Task prompt: The entries below should be quoted exactly, with no pictures carried over.

Material provided:

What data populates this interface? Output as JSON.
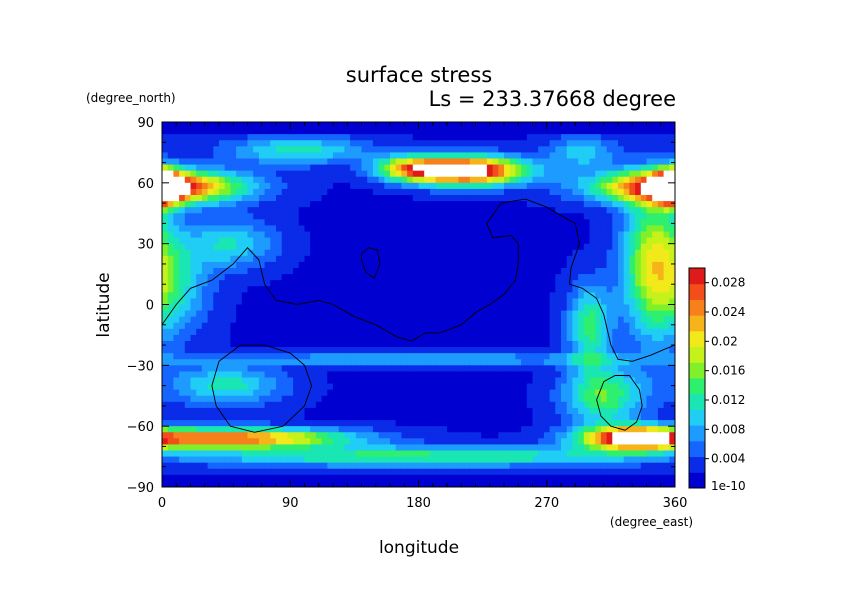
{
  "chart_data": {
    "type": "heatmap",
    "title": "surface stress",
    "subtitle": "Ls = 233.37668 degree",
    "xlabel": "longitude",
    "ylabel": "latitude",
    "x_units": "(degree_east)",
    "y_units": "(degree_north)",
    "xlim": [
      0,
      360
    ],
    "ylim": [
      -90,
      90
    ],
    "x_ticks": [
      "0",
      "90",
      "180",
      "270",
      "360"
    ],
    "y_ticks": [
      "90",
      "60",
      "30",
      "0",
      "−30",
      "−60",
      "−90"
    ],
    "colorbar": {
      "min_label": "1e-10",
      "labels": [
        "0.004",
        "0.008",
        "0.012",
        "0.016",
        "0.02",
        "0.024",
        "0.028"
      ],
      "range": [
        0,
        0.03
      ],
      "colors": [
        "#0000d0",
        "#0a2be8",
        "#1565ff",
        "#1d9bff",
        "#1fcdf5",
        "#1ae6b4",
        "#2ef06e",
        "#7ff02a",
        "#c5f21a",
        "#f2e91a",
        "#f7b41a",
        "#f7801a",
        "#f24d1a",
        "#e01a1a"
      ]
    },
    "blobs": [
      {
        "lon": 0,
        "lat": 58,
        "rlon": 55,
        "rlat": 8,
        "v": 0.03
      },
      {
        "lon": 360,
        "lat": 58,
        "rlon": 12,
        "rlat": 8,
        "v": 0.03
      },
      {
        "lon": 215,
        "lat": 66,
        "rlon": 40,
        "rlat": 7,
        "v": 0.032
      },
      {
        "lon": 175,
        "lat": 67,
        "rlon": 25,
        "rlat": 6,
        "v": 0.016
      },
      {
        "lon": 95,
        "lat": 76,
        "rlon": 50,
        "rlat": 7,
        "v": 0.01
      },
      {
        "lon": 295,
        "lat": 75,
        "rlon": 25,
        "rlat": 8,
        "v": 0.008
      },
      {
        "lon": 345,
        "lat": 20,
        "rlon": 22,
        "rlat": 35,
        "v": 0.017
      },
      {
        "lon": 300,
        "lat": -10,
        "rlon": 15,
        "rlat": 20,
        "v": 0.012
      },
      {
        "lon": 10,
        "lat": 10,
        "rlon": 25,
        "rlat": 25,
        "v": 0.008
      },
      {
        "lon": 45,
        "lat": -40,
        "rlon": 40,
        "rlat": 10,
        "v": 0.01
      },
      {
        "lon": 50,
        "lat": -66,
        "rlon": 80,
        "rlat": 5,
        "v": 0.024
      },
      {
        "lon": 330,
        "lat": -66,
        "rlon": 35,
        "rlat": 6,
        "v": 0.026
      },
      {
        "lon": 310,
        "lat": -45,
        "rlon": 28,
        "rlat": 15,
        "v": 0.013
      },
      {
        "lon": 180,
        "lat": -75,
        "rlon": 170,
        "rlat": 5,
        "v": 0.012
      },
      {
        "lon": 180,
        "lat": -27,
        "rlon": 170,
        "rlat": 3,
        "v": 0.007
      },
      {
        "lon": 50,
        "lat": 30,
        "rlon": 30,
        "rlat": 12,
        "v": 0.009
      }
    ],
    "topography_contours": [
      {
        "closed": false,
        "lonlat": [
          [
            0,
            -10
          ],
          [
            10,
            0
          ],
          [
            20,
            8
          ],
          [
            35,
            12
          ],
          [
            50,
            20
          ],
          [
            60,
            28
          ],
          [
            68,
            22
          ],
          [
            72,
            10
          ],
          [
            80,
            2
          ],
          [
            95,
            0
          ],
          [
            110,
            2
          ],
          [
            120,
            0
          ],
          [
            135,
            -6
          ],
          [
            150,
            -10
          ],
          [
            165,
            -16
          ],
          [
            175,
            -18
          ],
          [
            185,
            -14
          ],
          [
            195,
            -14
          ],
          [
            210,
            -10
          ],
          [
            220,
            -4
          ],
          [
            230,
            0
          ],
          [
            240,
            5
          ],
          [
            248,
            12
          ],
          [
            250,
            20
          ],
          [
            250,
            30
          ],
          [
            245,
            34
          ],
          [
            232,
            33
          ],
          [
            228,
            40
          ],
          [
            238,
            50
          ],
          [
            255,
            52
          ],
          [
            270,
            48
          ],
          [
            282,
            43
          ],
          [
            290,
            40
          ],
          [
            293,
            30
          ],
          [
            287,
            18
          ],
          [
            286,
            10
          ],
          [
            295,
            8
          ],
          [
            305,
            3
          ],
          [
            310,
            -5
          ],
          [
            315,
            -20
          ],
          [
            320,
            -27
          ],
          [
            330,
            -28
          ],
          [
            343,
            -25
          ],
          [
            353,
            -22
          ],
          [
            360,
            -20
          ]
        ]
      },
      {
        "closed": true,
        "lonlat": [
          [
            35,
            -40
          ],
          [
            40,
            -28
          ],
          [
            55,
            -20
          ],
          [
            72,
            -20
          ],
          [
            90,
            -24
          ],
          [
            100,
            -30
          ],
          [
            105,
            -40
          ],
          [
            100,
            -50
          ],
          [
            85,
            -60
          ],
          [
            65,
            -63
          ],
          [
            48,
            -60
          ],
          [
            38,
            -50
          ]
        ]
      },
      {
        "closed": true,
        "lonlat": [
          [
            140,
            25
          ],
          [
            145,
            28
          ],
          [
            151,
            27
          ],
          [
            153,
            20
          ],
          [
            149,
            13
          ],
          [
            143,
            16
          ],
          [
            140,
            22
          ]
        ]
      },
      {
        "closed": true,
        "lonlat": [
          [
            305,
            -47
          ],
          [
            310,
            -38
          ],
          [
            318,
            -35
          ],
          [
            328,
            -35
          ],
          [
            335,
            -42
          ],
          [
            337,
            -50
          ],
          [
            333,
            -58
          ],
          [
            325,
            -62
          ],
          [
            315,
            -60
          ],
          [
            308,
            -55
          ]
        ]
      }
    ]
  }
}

Reply:
What data populates this interface? Output as JSON.
{
  "chart_data": {
    "type": "heatmap",
    "title": "surface stress",
    "subtitle": "Ls = 233.37668 degree",
    "xlabel": "longitude",
    "ylabel": "latitude",
    "x_units": "(degree_east)",
    "y_units": "(degree_north)",
    "xlim": [
      0,
      360
    ],
    "ylim": [
      -90,
      90
    ],
    "x_ticks": [
      "0",
      "90",
      "180",
      "270",
      "360"
    ],
    "y_ticks": [
      "90",
      "60",
      "30",
      "0",
      "−30",
      "−60",
      "−90"
    ],
    "colorbar": {
      "min_label": "1e-10",
      "labels": [
        "0.004",
        "0.008",
        "0.012",
        "0.016",
        "0.02",
        "0.024",
        "0.028"
      ],
      "range": [
        0,
        0.03
      ],
      "colors": [
        "#0000d0",
        "#0a2be8",
        "#1565ff",
        "#1d9bff",
        "#1fcdf5",
        "#1ae6b4",
        "#2ef06e",
        "#7ff02a",
        "#c5f21a",
        "#f2e91a",
        "#f7b41a",
        "#f7801a",
        "#f24d1a",
        "#e01a1a"
      ]
    },
    "blobs": [
      {
        "lon": 0,
        "lat": 58,
        "rlon": 55,
        "rlat": 8,
        "v": 0.03
      },
      {
        "lon": 360,
        "lat": 58,
        "rlon": 12,
        "rlat": 8,
        "v": 0.03
      },
      {
        "lon": 215,
        "lat": 66,
        "rlon": 40,
        "rlat": 7,
        "v": 0.032
      },
      {
        "lon": 175,
        "lat": 67,
        "rlon": 25,
        "rlat": 6,
        "v": 0.016
      },
      {
        "lon": 95,
        "lat": 76,
        "rlon": 50,
        "rlat": 7,
        "v": 0.01
      },
      {
        "lon": 295,
        "lat": 75,
        "rlon": 25,
        "rlat": 8,
        "v": 0.008
      },
      {
        "lon": 345,
        "lat": 20,
        "rlon": 22,
        "rlat": 35,
        "v": 0.017
      },
      {
        "lon": 300,
        "lat": -10,
        "rlon": 15,
        "rlat": 20,
        "v": 0.012
      },
      {
        "lon": 10,
        "lat": 10,
        "rlon": 25,
        "rlat": 25,
        "v": 0.008
      },
      {
        "lon": 45,
        "lat": -40,
        "rlon": 40,
        "rlat": 10,
        "v": 0.01
      },
      {
        "lon": 50,
        "lat": -66,
        "rlon": 80,
        "rlat": 5,
        "v": 0.024
      },
      {
        "lon": 330,
        "lat": -66,
        "rlon": 35,
        "rlat": 6,
        "v": 0.026
      },
      {
        "lon": 310,
        "lat": -45,
        "rlon": 28,
        "rlat": 15,
        "v": 0.013
      },
      {
        "lon": 180,
        "lat": -75,
        "rlon": 170,
        "rlat": 5,
        "v": 0.012
      },
      {
        "lon": 180,
        "lat": -27,
        "rlon": 170,
        "rlat": 3,
        "v": 0.007
      },
      {
        "lon": 50,
        "lat": 30,
        "rlon": 30,
        "rlat": 12,
        "v": 0.009
      }
    ],
    "topography_contours": [
      {
        "closed": false,
        "lonlat": [
          [
            0,
            -10
          ],
          [
            10,
            0
          ],
          [
            20,
            8
          ],
          [
            35,
            12
          ],
          [
            50,
            20
          ],
          [
            60,
            28
          ],
          [
            68,
            22
          ],
          [
            72,
            10
          ],
          [
            80,
            2
          ],
          [
            95,
            0
          ],
          [
            110,
            2
          ],
          [
            120,
            0
          ],
          [
            135,
            -6
          ],
          [
            150,
            -10
          ],
          [
            165,
            -16
          ],
          [
            175,
            -18
          ],
          [
            185,
            -14
          ],
          [
            195,
            -14
          ],
          [
            210,
            -10
          ],
          [
            220,
            -4
          ],
          [
            230,
            0
          ],
          [
            240,
            5
          ],
          [
            248,
            12
          ],
          [
            250,
            20
          ],
          [
            250,
            30
          ],
          [
            245,
            34
          ],
          [
            232,
            33
          ],
          [
            228,
            40
          ],
          [
            238,
            50
          ],
          [
            255,
            52
          ],
          [
            270,
            48
          ],
          [
            282,
            43
          ],
          [
            290,
            40
          ],
          [
            293,
            30
          ],
          [
            287,
            18
          ],
          [
            286,
            10
          ],
          [
            295,
            8
          ],
          [
            305,
            3
          ],
          [
            310,
            -5
          ],
          [
            315,
            -20
          ],
          [
            320,
            -27
          ],
          [
            330,
            -28
          ],
          [
            343,
            -25
          ],
          [
            353,
            -22
          ],
          [
            360,
            -20
          ]
        ]
      },
      {
        "closed": true,
        "lonlat": [
          [
            35,
            -40
          ],
          [
            40,
            -28
          ],
          [
            55,
            -20
          ],
          [
            72,
            -20
          ],
          [
            90,
            -24
          ],
          [
            100,
            -30
          ],
          [
            105,
            -40
          ],
          [
            100,
            -50
          ],
          [
            85,
            -60
          ],
          [
            65,
            -63
          ],
          [
            48,
            -60
          ],
          [
            38,
            -50
          ]
        ]
      },
      {
        "closed": true,
        "lonlat": [
          [
            140,
            25
          ],
          [
            145,
            28
          ],
          [
            151,
            27
          ],
          [
            153,
            20
          ],
          [
            149,
            13
          ],
          [
            143,
            16
          ],
          [
            140,
            22
          ]
        ]
      },
      {
        "closed": true,
        "lonlat": [
          [
            305,
            -47
          ],
          [
            310,
            -38
          ],
          [
            318,
            -35
          ],
          [
            328,
            -35
          ],
          [
            335,
            -42
          ],
          [
            337,
            -50
          ],
          [
            333,
            -58
          ],
          [
            325,
            -62
          ],
          [
            315,
            -60
          ],
          [
            308,
            -55
          ]
        ]
      }
    ]
  }
}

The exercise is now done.